(Do this) Leave out the pictures and copy everything else in the entries exactly.

(Stored records)
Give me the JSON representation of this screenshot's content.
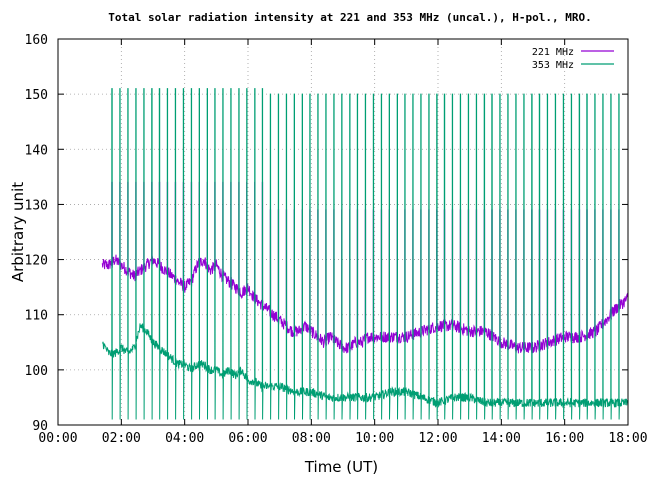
{
  "chart_data": {
    "type": "line",
    "title": "Total solar radiation intensity at 221 and 353 MHz (uncal.), H-pol., MRO.",
    "xlabel": "Time (UT)",
    "ylabel": "Arbitrary unit",
    "xlim": [
      0,
      18
    ],
    "ylim": [
      90,
      160
    ],
    "x_ticks": [
      {
        "value": 0,
        "label": "00:00"
      },
      {
        "value": 2,
        "label": "02:00"
      },
      {
        "value": 4,
        "label": "04:00"
      },
      {
        "value": 6,
        "label": "06:00"
      },
      {
        "value": 8,
        "label": "08:00"
      },
      {
        "value": 10,
        "label": "10:00"
      },
      {
        "value": 12,
        "label": "12:00"
      },
      {
        "value": 14,
        "label": "14:00"
      },
      {
        "value": 16,
        "label": "16:00"
      },
      {
        "value": 18,
        "label": "18:00"
      }
    ],
    "y_ticks": [
      {
        "value": 90,
        "label": "90"
      },
      {
        "value": 100,
        "label": "100"
      },
      {
        "value": 110,
        "label": "110"
      },
      {
        "value": 120,
        "label": "120"
      },
      {
        "value": 130,
        "label": "130"
      },
      {
        "value": 140,
        "label": "140"
      },
      {
        "value": 150,
        "label": "150"
      },
      {
        "value": 160,
        "label": "160"
      }
    ],
    "grid": true,
    "grid_style": "dotted",
    "legend_position": "top-right",
    "series": [
      {
        "name": "221 MHz",
        "color": "#9400d3",
        "x": [
          1.4,
          1.6,
          1.8,
          2.0,
          2.2,
          2.4,
          2.6,
          2.8,
          3.0,
          3.2,
          3.4,
          3.6,
          3.8,
          4.0,
          4.2,
          4.4,
          4.6,
          4.8,
          5.0,
          5.2,
          5.4,
          5.6,
          5.8,
          6.0,
          6.2,
          6.4,
          6.6,
          6.8,
          7.0,
          7.2,
          7.4,
          7.6,
          7.8,
          8.0,
          8.2,
          8.4,
          8.6,
          8.8,
          9.0,
          9.2,
          9.4,
          9.6,
          9.8,
          10.0,
          10.5,
          11.0,
          11.5,
          12.0,
          12.5,
          13.0,
          13.5,
          14.0,
          14.5,
          15.0,
          15.5,
          16.0,
          16.5,
          17.0,
          17.3,
          17.6,
          17.8,
          18.0
        ],
        "y": [
          119,
          119,
          120,
          119,
          118,
          117,
          118,
          119,
          120,
          119,
          118,
          117,
          116,
          115,
          116,
          119,
          120,
          118,
          119,
          117,
          116,
          115,
          114,
          115,
          113,
          112,
          111,
          110,
          109,
          108,
          107,
          107,
          108,
          107,
          106,
          105,
          106,
          105,
          104,
          104,
          105,
          105,
          106,
          106,
          106,
          106,
          107,
          108,
          108,
          107,
          107,
          105,
          104,
          104,
          105,
          106,
          106,
          107,
          109,
          111,
          112,
          113
        ],
        "baseline_description": "continuous trace with periodic calibration spikes",
        "spike_top": 134,
        "spike_top_later": 129
      },
      {
        "name": "353 MHz",
        "color": "#009e73",
        "x": [
          1.4,
          1.6,
          1.8,
          2.0,
          2.2,
          2.4,
          2.6,
          2.8,
          3.0,
          3.2,
          3.4,
          3.6,
          3.8,
          4.0,
          4.2,
          4.4,
          4.6,
          4.8,
          5.0,
          5.2,
          5.4,
          5.6,
          5.8,
          6.0,
          6.2,
          6.4,
          6.6,
          6.8,
          7.0,
          7.5,
          8.0,
          8.5,
          9.0,
          9.5,
          10.0,
          10.5,
          11.0,
          11.5,
          12.0,
          12.5,
          13.0,
          13.5,
          14.0,
          14.5,
          15.0,
          15.5,
          16.0,
          16.5,
          17.0,
          17.5,
          18.0
        ],
        "y": [
          105,
          103,
          103,
          104,
          103,
          104,
          108,
          107,
          105,
          104,
          103,
          102,
          101,
          101,
          100,
          101,
          101,
          100,
          100,
          99,
          100,
          99,
          100,
          98,
          98,
          97,
          97,
          97,
          97,
          96,
          96,
          95,
          95,
          95,
          95,
          96,
          96,
          95,
          94,
          95,
          95,
          94,
          94,
          94,
          94,
          94,
          94,
          94,
          94,
          94,
          94
        ],
        "spike_top": 151,
        "spike_top_later": 150
      }
    ],
    "spike_times": [
      1.7,
      1.95,
      2.2,
      2.45,
      2.7,
      2.95,
      3.2,
      3.45,
      3.7,
      3.95,
      4.2,
      4.45,
      4.7,
      4.95,
      5.2,
      5.45,
      5.7,
      5.95,
      6.2,
      6.45,
      6.7,
      6.95,
      7.2,
      7.45,
      7.7,
      7.95,
      8.2,
      8.45,
      8.7,
      8.95,
      9.2,
      9.45,
      9.7,
      9.95,
      10.2,
      10.45,
      10.7,
      10.95,
      11.2,
      11.45,
      11.7,
      11.95,
      12.2,
      12.45,
      12.7,
      12.95,
      13.2,
      13.45,
      13.7,
      13.95,
      14.2,
      14.45,
      14.7,
      14.95,
      15.2,
      15.45,
      15.7,
      15.95,
      16.2,
      16.45,
      16.7,
      16.95,
      17.2,
      17.45,
      17.7
    ],
    "annotations": []
  }
}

(Solution below)
Give me the JSON representation of this screenshot's content.
{
  "chart_data": {
    "type": "line",
    "title": "Total solar radiation intensity at 221 and 353 MHz (uncal.), H-pol., MRO.",
    "xlabel": "Time (UT)",
    "ylabel": "Arbitrary unit",
    "xlim": [
      0,
      18
    ],
    "ylim": [
      90,
      160
    ],
    "x_ticks": [
      {
        "value": 0,
        "label": "00:00"
      },
      {
        "value": 2,
        "label": "02:00"
      },
      {
        "value": 4,
        "label": "04:00"
      },
      {
        "value": 6,
        "label": "06:00"
      },
      {
        "value": 8,
        "label": "08:00"
      },
      {
        "value": 10,
        "label": "10:00"
      },
      {
        "value": 12,
        "label": "12:00"
      },
      {
        "value": 14,
        "label": "14:00"
      },
      {
        "value": 16,
        "label": "16:00"
      },
      {
        "value": 18,
        "label": "18:00"
      }
    ],
    "y_ticks": [
      {
        "value": 90,
        "label": "90"
      },
      {
        "value": 100,
        "label": "100"
      },
      {
        "value": 110,
        "label": "110"
      },
      {
        "value": 120,
        "label": "120"
      },
      {
        "value": 130,
        "label": "130"
      },
      {
        "value": 140,
        "label": "140"
      },
      {
        "value": 150,
        "label": "150"
      },
      {
        "value": 160,
        "label": "160"
      }
    ],
    "grid": true,
    "grid_style": "dotted",
    "legend_position": "top-right",
    "series": [
      {
        "name": "221 MHz",
        "color": "#9400d3",
        "x": [
          1.4,
          1.6,
          1.8,
          2.0,
          2.2,
          2.4,
          2.6,
          2.8,
          3.0,
          3.2,
          3.4,
          3.6,
          3.8,
          4.0,
          4.2,
          4.4,
          4.6,
          4.8,
          5.0,
          5.2,
          5.4,
          5.6,
          5.8,
          6.0,
          6.2,
          6.4,
          6.6,
          6.8,
          7.0,
          7.2,
          7.4,
          7.6,
          7.8,
          8.0,
          8.2,
          8.4,
          8.6,
          8.8,
          9.0,
          9.2,
          9.4,
          9.6,
          9.8,
          10.0,
          10.5,
          11.0,
          11.5,
          12.0,
          12.5,
          13.0,
          13.5,
          14.0,
          14.5,
          15.0,
          15.5,
          16.0,
          16.5,
          17.0,
          17.3,
          17.6,
          17.8,
          18.0
        ],
        "y": [
          119,
          119,
          120,
          119,
          118,
          117,
          118,
          119,
          120,
          119,
          118,
          117,
          116,
          115,
          116,
          119,
          120,
          118,
          119,
          117,
          116,
          115,
          114,
          115,
          113,
          112,
          111,
          110,
          109,
          108,
          107,
          107,
          108,
          107,
          106,
          105,
          106,
          105,
          104,
          104,
          105,
          105,
          106,
          106,
          106,
          106,
          107,
          108,
          108,
          107,
          107,
          105,
          104,
          104,
          105,
          106,
          106,
          107,
          109,
          111,
          112,
          113
        ],
        "baseline_description": "continuous trace with periodic calibration spikes",
        "spike_top": 134,
        "spike_top_later": 129
      },
      {
        "name": "353 MHz",
        "color": "#009e73",
        "x": [
          1.4,
          1.6,
          1.8,
          2.0,
          2.2,
          2.4,
          2.6,
          2.8,
          3.0,
          3.2,
          3.4,
          3.6,
          3.8,
          4.0,
          4.2,
          4.4,
          4.6,
          4.8,
          5.0,
          5.2,
          5.4,
          5.6,
          5.8,
          6.0,
          6.2,
          6.4,
          6.6,
          6.8,
          7.0,
          7.5,
          8.0,
          8.5,
          9.0,
          9.5,
          10.0,
          10.5,
          11.0,
          11.5,
          12.0,
          12.5,
          13.0,
          13.5,
          14.0,
          14.5,
          15.0,
          15.5,
          16.0,
          16.5,
          17.0,
          17.5,
          18.0
        ],
        "y": [
          105,
          103,
          103,
          104,
          103,
          104,
          108,
          107,
          105,
          104,
          103,
          102,
          101,
          101,
          100,
          101,
          101,
          100,
          100,
          99,
          100,
          99,
          100,
          98,
          98,
          97,
          97,
          97,
          97,
          96,
          96,
          95,
          95,
          95,
          95,
          96,
          96,
          95,
          94,
          95,
          95,
          94,
          94,
          94,
          94,
          94,
          94,
          94,
          94,
          94,
          94
        ],
        "spike_top": 151,
        "spike_top_later": 150
      }
    ],
    "spike_times": [
      1.7,
      1.95,
      2.2,
      2.45,
      2.7,
      2.95,
      3.2,
      3.45,
      3.7,
      3.95,
      4.2,
      4.45,
      4.7,
      4.95,
      5.2,
      5.45,
      5.7,
      5.95,
      6.2,
      6.45,
      6.7,
      6.95,
      7.2,
      7.45,
      7.7,
      7.95,
      8.2,
      8.45,
      8.7,
      8.95,
      9.2,
      9.45,
      9.7,
      9.95,
      10.2,
      10.45,
      10.7,
      10.95,
      11.2,
      11.45,
      11.7,
      11.95,
      12.2,
      12.45,
      12.7,
      12.95,
      13.2,
      13.45,
      13.7,
      13.95,
      14.2,
      14.45,
      14.7,
      14.95,
      15.2,
      15.45,
      15.7,
      15.95,
      16.2,
      16.45,
      16.7,
      16.95,
      17.2,
      17.45,
      17.7
    ],
    "annotations": []
  }
}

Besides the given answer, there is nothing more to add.